_Record excerpts_

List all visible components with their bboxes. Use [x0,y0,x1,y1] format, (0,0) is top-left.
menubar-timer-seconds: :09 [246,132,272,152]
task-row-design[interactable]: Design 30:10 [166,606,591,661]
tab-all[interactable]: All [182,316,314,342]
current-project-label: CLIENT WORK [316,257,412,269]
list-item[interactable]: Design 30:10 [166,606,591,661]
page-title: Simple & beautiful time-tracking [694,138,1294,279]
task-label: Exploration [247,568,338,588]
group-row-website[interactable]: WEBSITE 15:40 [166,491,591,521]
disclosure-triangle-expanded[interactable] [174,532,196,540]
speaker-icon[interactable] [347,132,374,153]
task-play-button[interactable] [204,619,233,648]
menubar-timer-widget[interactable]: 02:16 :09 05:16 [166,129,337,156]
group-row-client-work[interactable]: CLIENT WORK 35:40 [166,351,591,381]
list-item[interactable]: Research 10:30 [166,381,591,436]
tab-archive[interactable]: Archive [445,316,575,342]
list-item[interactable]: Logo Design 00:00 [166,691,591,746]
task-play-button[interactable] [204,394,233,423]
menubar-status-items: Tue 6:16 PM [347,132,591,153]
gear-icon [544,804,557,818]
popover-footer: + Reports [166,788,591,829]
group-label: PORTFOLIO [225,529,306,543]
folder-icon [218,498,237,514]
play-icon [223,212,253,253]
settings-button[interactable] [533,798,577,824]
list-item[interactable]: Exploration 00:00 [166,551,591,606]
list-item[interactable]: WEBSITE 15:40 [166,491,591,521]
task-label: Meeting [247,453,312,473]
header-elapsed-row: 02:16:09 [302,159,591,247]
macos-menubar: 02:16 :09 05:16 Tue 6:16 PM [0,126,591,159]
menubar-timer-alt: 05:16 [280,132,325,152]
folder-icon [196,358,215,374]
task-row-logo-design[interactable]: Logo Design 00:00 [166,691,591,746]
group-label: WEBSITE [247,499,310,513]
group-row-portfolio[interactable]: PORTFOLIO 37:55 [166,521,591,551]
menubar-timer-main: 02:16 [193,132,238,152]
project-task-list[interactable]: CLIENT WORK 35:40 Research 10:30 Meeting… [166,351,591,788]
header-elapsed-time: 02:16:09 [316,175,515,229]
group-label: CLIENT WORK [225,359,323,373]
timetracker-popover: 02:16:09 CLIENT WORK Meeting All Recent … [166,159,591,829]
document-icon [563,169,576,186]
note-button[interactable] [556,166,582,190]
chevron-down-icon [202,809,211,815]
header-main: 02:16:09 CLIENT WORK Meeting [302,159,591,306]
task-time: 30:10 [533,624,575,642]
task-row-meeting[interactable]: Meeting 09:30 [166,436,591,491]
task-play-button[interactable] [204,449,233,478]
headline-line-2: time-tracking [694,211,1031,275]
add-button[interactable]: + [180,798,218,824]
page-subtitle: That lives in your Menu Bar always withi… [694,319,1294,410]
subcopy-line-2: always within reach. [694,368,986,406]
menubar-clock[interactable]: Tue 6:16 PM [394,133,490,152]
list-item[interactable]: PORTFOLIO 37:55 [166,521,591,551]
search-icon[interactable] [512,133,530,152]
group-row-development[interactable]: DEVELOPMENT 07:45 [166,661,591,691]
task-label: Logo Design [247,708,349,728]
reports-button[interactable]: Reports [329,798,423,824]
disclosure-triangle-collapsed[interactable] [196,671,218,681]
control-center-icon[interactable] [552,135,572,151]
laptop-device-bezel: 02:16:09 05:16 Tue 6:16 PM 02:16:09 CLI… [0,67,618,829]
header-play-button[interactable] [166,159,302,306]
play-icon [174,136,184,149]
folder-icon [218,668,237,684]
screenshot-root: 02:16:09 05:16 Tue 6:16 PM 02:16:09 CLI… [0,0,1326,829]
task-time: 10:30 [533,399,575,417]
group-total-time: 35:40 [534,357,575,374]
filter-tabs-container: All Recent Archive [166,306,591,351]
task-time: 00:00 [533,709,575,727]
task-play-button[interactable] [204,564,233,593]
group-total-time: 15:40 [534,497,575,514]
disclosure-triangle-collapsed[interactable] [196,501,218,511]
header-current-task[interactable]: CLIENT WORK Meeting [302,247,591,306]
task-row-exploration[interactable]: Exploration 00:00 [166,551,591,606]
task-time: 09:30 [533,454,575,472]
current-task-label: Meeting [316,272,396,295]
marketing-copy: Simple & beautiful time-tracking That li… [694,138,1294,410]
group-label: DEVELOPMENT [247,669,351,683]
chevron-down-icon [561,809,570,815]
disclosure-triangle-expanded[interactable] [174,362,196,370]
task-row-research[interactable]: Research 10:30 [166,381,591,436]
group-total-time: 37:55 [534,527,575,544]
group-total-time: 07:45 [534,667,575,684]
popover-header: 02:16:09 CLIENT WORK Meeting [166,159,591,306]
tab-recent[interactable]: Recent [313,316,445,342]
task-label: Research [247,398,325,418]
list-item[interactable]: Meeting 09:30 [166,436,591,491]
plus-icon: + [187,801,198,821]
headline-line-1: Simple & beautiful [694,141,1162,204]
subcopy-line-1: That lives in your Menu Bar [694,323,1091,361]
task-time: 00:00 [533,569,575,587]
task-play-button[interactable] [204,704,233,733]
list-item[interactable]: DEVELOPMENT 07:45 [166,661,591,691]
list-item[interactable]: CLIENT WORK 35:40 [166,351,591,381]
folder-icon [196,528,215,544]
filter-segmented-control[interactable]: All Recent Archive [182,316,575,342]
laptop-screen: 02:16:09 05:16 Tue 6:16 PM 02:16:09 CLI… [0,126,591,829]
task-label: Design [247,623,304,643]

_Problem to solve_
Transcribe the items word for word, starting at the first line and ending with the line that contains "task-play-button[interactable] [204,394,233,423]".

_Answer for the task_
List all visible components with their bboxes. Use [x0,y0,x1,y1] format, (0,0) is top-left.
menubar-timer-seconds: :09 [246,132,272,152]
task-row-design[interactable]: Design 30:10 [166,606,591,661]
tab-all[interactable]: All [182,316,314,342]
current-project-label: CLIENT WORK [316,257,412,269]
list-item[interactable]: Design 30:10 [166,606,591,661]
page-title: Simple & beautiful time-tracking [694,138,1294,279]
task-label: Exploration [247,568,338,588]
group-row-website[interactable]: WEBSITE 15:40 [166,491,591,521]
disclosure-triangle-expanded[interactable] [174,532,196,540]
speaker-icon[interactable] [347,132,374,153]
task-play-button[interactable] [204,619,233,648]
menubar-timer-widget[interactable]: 02:16 :09 05:16 [166,129,337,156]
group-row-client-work[interactable]: CLIENT WORK 35:40 [166,351,591,381]
list-item[interactable]: Research 10:30 [166,381,591,436]
tab-archive[interactable]: Archive [445,316,575,342]
list-item[interactable]: Logo Design 00:00 [166,691,591,746]
task-play-button[interactable] [204,394,233,423]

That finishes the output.